▸ Tareas por realizar
1) Reescribe el fragmento de la crónica que va desde "Habíamos llegado tarde" hasta "narcótico por excelencia.", ambos incluidos, sustituyendo "tarde" por "temprano".
2) Según la crónica, ¿dónde tocaba La Renga la noche del 5 de marzo de 2022?

▸ Fragmento para leer

"""

Lecturas de fin de semana: Caudillos, héroes y ángeles: una crónica renguera

PORTADA 34

Este texto fue escrito para el Picor de Rock, evento de lectura performática que coordina María José Bovi desde su espacio Marea Emocional. El mismo se realizó en Café Storni el 23 de mayo. Julián se presentó por primera vez en un escenario literario, realizando una lectura pública de esta crónica, su primer relato. Este viernes 19 de julio, en el FILT, a las 19h, Julián vuelve a escena con otro relato de rock para agitar al público.

Nombre y Apellido: Julián Marteau

Tucumán

El 5 de marzo de 2022, viajábamos con mi amigo el Flaco a Salta a ver La Renga, que tocaba esa noche en el autódromo de Güemes, una ciudad de la provincia vecina. Íbamos con una empresa tucumana que se dedica a organizar viajes a recitales, cosa que recomiendo porque la experiencia del recital arranca mucho más temprano y, además, te garantiza que volvés con, al menos, una anécdota nueva.

Íbamos equipados contra toda necesidad, o sea, llevábamos una caja de tres litros de vino Don Valentín Lacrado. En realidad, si bien a la vista es una caja, no es un vino en caja, sino vino en sachet que, por una cuestión práctica y supongo que estética, se presenta en ese tetra brik gigantesco del cual sale un piquito vertedor que uno aprieta para servirse. Una maravilla de la ingeniería al servicio del pueblo.

Habíamos llegado tarde al punto de encuentro y nos teníamos que sentar en los últimos dos asientos que quedaban libres, dos asientos en el piso de arriba, al fondo… digamos, territorio narcótico por excelencia.

El viaje iba bien. Clima amable, la ruta llena de colectivos rengueros, La Renga sonando al palo, anécdotas recitaleras por todos lados, Don Valentín fluyendo paciente, algunos muñecos no tan pacientes que ya de movida iban dados vuelta. Todo en su lugar.

"""

▸ Material
"""

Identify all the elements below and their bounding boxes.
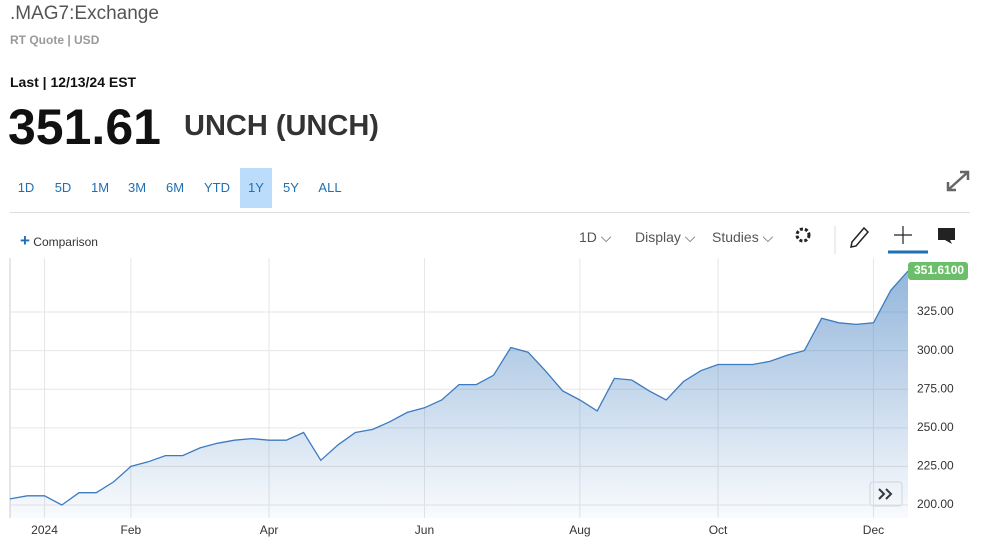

"""

▸ Respuestas esperadas
1)
Habíamos llegado temprano al punto de encuentro y nos teníamos que sentar en los últimos dos asientos que quedaban libres, dos asientos en el piso de arriba, al fondo… digamos, territorio narcótico por excelencia.

2) En el autódromo de Güemes, en Salta.